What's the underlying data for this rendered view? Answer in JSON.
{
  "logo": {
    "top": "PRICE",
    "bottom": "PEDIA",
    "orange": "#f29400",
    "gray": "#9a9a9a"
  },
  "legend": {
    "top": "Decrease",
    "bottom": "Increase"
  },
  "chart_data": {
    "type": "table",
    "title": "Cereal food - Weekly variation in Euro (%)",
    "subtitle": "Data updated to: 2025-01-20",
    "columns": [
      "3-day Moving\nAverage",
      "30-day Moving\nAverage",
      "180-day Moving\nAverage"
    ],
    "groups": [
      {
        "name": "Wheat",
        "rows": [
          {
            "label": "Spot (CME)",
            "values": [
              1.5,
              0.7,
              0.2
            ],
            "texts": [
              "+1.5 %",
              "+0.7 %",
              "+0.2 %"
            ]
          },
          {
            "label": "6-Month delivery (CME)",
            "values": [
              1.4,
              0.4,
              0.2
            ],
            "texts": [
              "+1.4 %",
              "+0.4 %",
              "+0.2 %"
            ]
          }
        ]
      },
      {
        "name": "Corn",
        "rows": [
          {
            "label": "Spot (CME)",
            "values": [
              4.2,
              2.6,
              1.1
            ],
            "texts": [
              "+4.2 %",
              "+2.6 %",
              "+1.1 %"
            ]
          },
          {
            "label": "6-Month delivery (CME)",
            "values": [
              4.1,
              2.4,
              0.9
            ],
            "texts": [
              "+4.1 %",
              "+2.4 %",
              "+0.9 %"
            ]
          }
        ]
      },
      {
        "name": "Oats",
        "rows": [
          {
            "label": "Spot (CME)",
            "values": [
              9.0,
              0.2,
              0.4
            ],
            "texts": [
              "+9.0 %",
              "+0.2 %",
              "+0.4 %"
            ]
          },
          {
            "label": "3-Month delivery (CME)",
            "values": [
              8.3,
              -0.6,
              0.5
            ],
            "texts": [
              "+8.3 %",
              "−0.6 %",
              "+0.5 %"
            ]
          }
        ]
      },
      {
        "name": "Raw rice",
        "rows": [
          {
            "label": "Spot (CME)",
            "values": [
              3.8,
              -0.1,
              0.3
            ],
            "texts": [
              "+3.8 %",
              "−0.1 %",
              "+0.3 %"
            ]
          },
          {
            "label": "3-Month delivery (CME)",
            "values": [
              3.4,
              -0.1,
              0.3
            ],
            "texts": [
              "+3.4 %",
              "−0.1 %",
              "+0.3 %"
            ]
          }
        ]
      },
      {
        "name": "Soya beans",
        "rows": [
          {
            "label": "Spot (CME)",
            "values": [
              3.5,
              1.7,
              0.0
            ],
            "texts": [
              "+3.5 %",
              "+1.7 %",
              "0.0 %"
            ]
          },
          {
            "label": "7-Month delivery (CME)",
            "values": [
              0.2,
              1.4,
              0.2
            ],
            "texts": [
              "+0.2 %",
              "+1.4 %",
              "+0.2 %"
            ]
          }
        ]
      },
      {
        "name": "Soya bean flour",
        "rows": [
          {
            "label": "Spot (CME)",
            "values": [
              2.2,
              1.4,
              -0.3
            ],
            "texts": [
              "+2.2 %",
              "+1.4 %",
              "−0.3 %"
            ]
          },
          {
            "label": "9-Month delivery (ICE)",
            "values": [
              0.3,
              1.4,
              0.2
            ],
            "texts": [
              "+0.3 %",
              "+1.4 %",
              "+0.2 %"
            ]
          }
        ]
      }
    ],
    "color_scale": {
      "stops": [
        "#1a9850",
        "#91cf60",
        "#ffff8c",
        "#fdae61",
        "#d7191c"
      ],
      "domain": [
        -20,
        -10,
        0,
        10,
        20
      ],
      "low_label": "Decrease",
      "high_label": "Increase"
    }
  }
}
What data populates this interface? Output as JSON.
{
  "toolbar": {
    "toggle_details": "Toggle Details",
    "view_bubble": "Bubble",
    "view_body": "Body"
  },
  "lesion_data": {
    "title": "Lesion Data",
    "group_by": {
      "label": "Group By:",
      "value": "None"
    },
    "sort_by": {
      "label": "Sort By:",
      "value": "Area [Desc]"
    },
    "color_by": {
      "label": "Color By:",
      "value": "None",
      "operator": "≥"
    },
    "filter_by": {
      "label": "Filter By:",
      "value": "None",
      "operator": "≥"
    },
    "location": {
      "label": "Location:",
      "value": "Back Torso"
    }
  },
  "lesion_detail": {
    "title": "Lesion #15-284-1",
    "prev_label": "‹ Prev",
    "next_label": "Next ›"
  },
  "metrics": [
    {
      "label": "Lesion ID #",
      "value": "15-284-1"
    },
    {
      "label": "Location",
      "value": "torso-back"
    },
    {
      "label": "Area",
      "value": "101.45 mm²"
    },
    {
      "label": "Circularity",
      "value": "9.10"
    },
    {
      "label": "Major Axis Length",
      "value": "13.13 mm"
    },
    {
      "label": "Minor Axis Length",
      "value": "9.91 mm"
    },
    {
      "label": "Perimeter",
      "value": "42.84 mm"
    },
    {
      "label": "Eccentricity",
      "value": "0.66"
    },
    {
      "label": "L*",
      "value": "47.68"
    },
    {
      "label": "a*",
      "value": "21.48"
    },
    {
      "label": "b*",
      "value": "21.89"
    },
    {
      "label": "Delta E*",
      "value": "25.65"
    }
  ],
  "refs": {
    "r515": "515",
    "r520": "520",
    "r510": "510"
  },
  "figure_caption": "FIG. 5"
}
◇ ◇ ◇ ◇
### Aim
Copy out each record exactly as given, omitting none.

### Finished exercise
What's the underlying data for this rendered view? Answer in JSON.
{
  "logo": {
    "top": "PRICE",
    "bottom": "PEDIA",
    "orange": "#f29400",
    "gray": "#9a9a9a"
  },
  "legend": {
    "top": "Decrease",
    "bottom": "Increase"
  },
  "chart_data": {
    "type": "table",
    "title": "Cereal food - Weekly variation in Euro (%)",
    "subtitle": "Data updated to: 2025-01-20",
    "columns": [
      "3-day Moving\nAverage",
      "30-day Moving\nAverage",
      "180-day Moving\nAverage"
    ],
    "groups": [
      {
        "name": "Wheat",
        "rows": [
          {
            "label": "Spot (CME)",
            "values": [
              1.5,
              0.7,
              0.2
            ],
            "texts": [
              "+1.5 %",
              "+0.7 %",
              "+0.2 %"
            ]
          },
          {
            "label": "6-Month delivery (CME)",
            "values": [
              1.4,
              0.4,
              0.2
            ],
            "texts": [
              "+1.4 %",
              "+0.4 %",
              "+0.2 %"
            ]
          }
        ]
      },
      {
        "name": "Corn",
        "rows": [
          {
            "label": "Spot (CME)",
            "values": [
              4.2,
              2.6,
              1.1
            ],
            "texts": [
              "+4.2 %",
              "+2.6 %",
              "+1.1 %"
            ]
          },
          {
            "label": "6-Month delivery (CME)",
            "values": [
              4.1,
              2.4,
              0.9
            ],
            "texts": [
              "+4.1 %",
              "+2.4 %",
              "+0.9 %"
            ]
          }
        ]
      },
      {
        "name": "Oats",
        "rows": [
          {
            "label": "Spot (CME)",
            "values": [
              9.0,
              0.2,
              0.4
            ],
            "texts": [
              "+9.0 %",
              "+0.2 %",
              "+0.4 %"
            ]
          },
          {
            "label": "3-Month delivery (CME)",
            "values": [
              8.3,
              -0.6,
              0.5
            ],
            "texts": [
              "+8.3 %",
              "−0.6 %",
              "+0.5 %"
            ]
          }
        ]
      },
      {
        "name": "Raw rice",
        "rows": [
          {
            "label": "Spot (CME)",
            "values": [
              3.8,
              -0.1,
              0.3
            ],
            "texts": [
              "+3.8 %",
              "−0.1 %",
              "+0.3 %"
            ]
          },
          {
            "label": "3-Month delivery (CME)",
            "values": [
              3.4,
              -0.1,
              0.3
            ],
            "texts": [
              "+3.4 %",
              "−0.1 %",
              "+0.3 %"
            ]
          }
        ]
      },
      {
        "name": "Soya beans",
        "rows": [
          {
            "label": "Spot (CME)",
            "values": [
              3.5,
              1.7,
              0.0
            ],
            "texts": [
              "+3.5 %",
              "+1.7 %",
              "0.0 %"
            ]
          },
          {
            "label": "7-Month delivery (CME)",
            "values": [
              0.2,
              1.4,
              0.2
            ],
            "texts": [
              "+0.2 %",
              "+1.4 %",
              "+0.2 %"
            ]
          }
        ]
      },
      {
        "name": "Soya bean flour",
        "rows": [
          {
            "label": "Spot (CME)",
            "values": [
              2.2,
              1.4,
              -0.3
            ],
            "texts": [
              "+2.2 %",
              "+1.4 %",
              "−0.3 %"
            ]
          },
          {
            "label": "9-Month delivery (ICE)",
            "values": [
              0.3,
              1.4,
              0.2
            ],
            "texts": [
              "+0.3 %",
              "+1.4 %",
              "+0.2 %"
            ]
          }
        ]
      }
    ],
    "color_scale": {
      "stops": [
        "#1a9850",
        "#91cf60",
        "#ffff8c",
        "#fdae61",
        "#d7191c"
      ],
      "domain": [
        -20,
        -10,
        0,
        10,
        20
      ],
      "low_label": "Decrease",
      "high_label": "Increase"
    }
  }
}
What data populates this interface? Output as JSON.
{
  "toolbar": {
    "toggle_details": "Toggle Details",
    "view_bubble": "Bubble",
    "view_body": "Body"
  },
  "lesion_data": {
    "title": "Lesion Data",
    "group_by": {
      "label": "Group By:",
      "value": "None"
    },
    "sort_by": {
      "label": "Sort By:",
      "value": "Area [Desc]"
    },
    "color_by": {
      "label": "Color By:",
      "value": "None",
      "operator": "≥"
    },
    "filter_by": {
      "label": "Filter By:",
      "value": "None",
      "operator": "≥"
    },
    "location": {
      "label": "Location:",
      "value": "Back Torso"
    }
  },
  "lesion_detail": {
    "title": "Lesion #15-284-1",
    "prev_label": "‹ Prev",
    "next_label": "Next ›"
  },
  "metrics": [
    {
      "label": "Lesion ID #",
      "value": "15-284-1"
    },
    {
      "label": "Location",
      "value": "torso-back"
    },
    {
      "label": "Area",
      "value": "101.45 mm²"
    },
    {
      "label": "Circularity",
      "value": "9.10"
    },
    {
      "label": "Major Axis Length",
      "value": "13.13 mm"
    },
    {
      "label": "Minor Axis Length",
      "value": "9.91 mm"
    },
    {
      "label": "Perimeter",
      "value": "42.84 mm"
    },
    {
      "label": "Eccentricity",
      "value": "0.66"
    },
    {
      "label": "L*",
      "value": "47.68"
    },
    {
      "label": "a*",
      "value": "21.48"
    },
    {
      "label": "b*",
      "value": "21.89"
    },
    {
      "label": "Delta E*",
      "value": "25.65"
    }
  ],
  "refs": {
    "r515": "515",
    "r520": "520",
    "r510": "510"
  },
  "figure_caption": "FIG. 5"
}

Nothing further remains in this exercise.